** Start **
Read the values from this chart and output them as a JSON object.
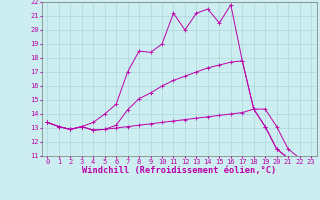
{
  "xlabel": "Windchill (Refroidissement éolien,°C)",
  "background_color": "#cceef0",
  "grid_color": "#aad8dc",
  "line_color": "#bb00aa",
  "xlim": [
    -0.5,
    23.5
  ],
  "ylim": [
    11,
    22
  ],
  "xticks": [
    0,
    1,
    2,
    3,
    4,
    5,
    6,
    7,
    8,
    9,
    10,
    11,
    12,
    13,
    14,
    15,
    16,
    17,
    18,
    19,
    20,
    21,
    22,
    23
  ],
  "yticks": [
    11,
    12,
    13,
    14,
    15,
    16,
    17,
    18,
    19,
    20,
    21,
    22
  ],
  "line1_x": [
    0,
    1,
    2,
    3,
    4,
    5,
    6,
    7,
    8,
    9,
    10,
    11,
    12,
    13,
    14,
    15,
    16,
    17,
    18,
    19,
    20,
    21,
    22,
    23
  ],
  "line1_y": [
    13.4,
    13.1,
    12.9,
    13.1,
    12.85,
    12.9,
    13.0,
    13.1,
    13.2,
    13.3,
    13.4,
    13.5,
    13.6,
    13.7,
    13.8,
    13.9,
    14.0,
    14.1,
    14.35,
    14.35,
    13.1,
    11.5,
    10.85,
    10.8
  ],
  "line2_x": [
    0,
    1,
    2,
    3,
    4,
    5,
    6,
    7,
    8,
    9,
    10,
    11,
    12,
    13,
    14,
    15,
    16,
    17,
    18,
    19,
    20,
    21,
    22,
    23
  ],
  "line2_y": [
    13.4,
    13.1,
    12.9,
    13.1,
    13.4,
    14.0,
    14.7,
    17.0,
    18.5,
    18.4,
    19.0,
    21.2,
    20.0,
    21.2,
    21.5,
    20.5,
    21.8,
    17.8,
    14.35,
    13.1,
    11.5,
    10.85,
    10.8,
    10.8
  ],
  "line3_x": [
    0,
    1,
    2,
    3,
    4,
    5,
    6,
    7,
    8,
    9,
    10,
    11,
    12,
    13,
    14,
    15,
    16,
    17,
    18,
    19,
    20,
    21,
    22,
    23
  ],
  "line3_y": [
    13.4,
    13.1,
    12.9,
    13.1,
    12.85,
    12.9,
    13.2,
    14.3,
    15.1,
    15.5,
    16.0,
    16.4,
    16.7,
    17.0,
    17.3,
    17.5,
    17.7,
    17.8,
    14.35,
    13.1,
    11.5,
    10.85,
    10.8,
    10.8
  ],
  "tick_fontsize": 5.0,
  "label_fontsize": 6.2
}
** End **
▶ **YOUR TASK**: Reproduce every record word for word. The copy must contain no pictures.

▶ **WRITTEN RESPONSE**:
Read the values from this chart and output them as a JSON object.
{
  "xlabel": "Windchill (Refroidissement éolien,°C)",
  "background_color": "#cceef0",
  "grid_color": "#aad8dc",
  "line_color": "#bb00aa",
  "xlim": [
    -0.5,
    23.5
  ],
  "ylim": [
    11,
    22
  ],
  "xticks": [
    0,
    1,
    2,
    3,
    4,
    5,
    6,
    7,
    8,
    9,
    10,
    11,
    12,
    13,
    14,
    15,
    16,
    17,
    18,
    19,
    20,
    21,
    22,
    23
  ],
  "yticks": [
    11,
    12,
    13,
    14,
    15,
    16,
    17,
    18,
    19,
    20,
    21,
    22
  ],
  "line1_x": [
    0,
    1,
    2,
    3,
    4,
    5,
    6,
    7,
    8,
    9,
    10,
    11,
    12,
    13,
    14,
    15,
    16,
    17,
    18,
    19,
    20,
    21,
    22,
    23
  ],
  "line1_y": [
    13.4,
    13.1,
    12.9,
    13.1,
    12.85,
    12.9,
    13.0,
    13.1,
    13.2,
    13.3,
    13.4,
    13.5,
    13.6,
    13.7,
    13.8,
    13.9,
    14.0,
    14.1,
    14.35,
    14.35,
    13.1,
    11.5,
    10.85,
    10.8
  ],
  "line2_x": [
    0,
    1,
    2,
    3,
    4,
    5,
    6,
    7,
    8,
    9,
    10,
    11,
    12,
    13,
    14,
    15,
    16,
    17,
    18,
    19,
    20,
    21,
    22,
    23
  ],
  "line2_y": [
    13.4,
    13.1,
    12.9,
    13.1,
    13.4,
    14.0,
    14.7,
    17.0,
    18.5,
    18.4,
    19.0,
    21.2,
    20.0,
    21.2,
    21.5,
    20.5,
    21.8,
    17.8,
    14.35,
    13.1,
    11.5,
    10.85,
    10.8,
    10.8
  ],
  "line3_x": [
    0,
    1,
    2,
    3,
    4,
    5,
    6,
    7,
    8,
    9,
    10,
    11,
    12,
    13,
    14,
    15,
    16,
    17,
    18,
    19,
    20,
    21,
    22,
    23
  ],
  "line3_y": [
    13.4,
    13.1,
    12.9,
    13.1,
    12.85,
    12.9,
    13.2,
    14.3,
    15.1,
    15.5,
    16.0,
    16.4,
    16.7,
    17.0,
    17.3,
    17.5,
    17.7,
    17.8,
    14.35,
    13.1,
    11.5,
    10.85,
    10.8,
    10.8
  ],
  "tick_fontsize": 5.0,
  "label_fontsize": 6.2
}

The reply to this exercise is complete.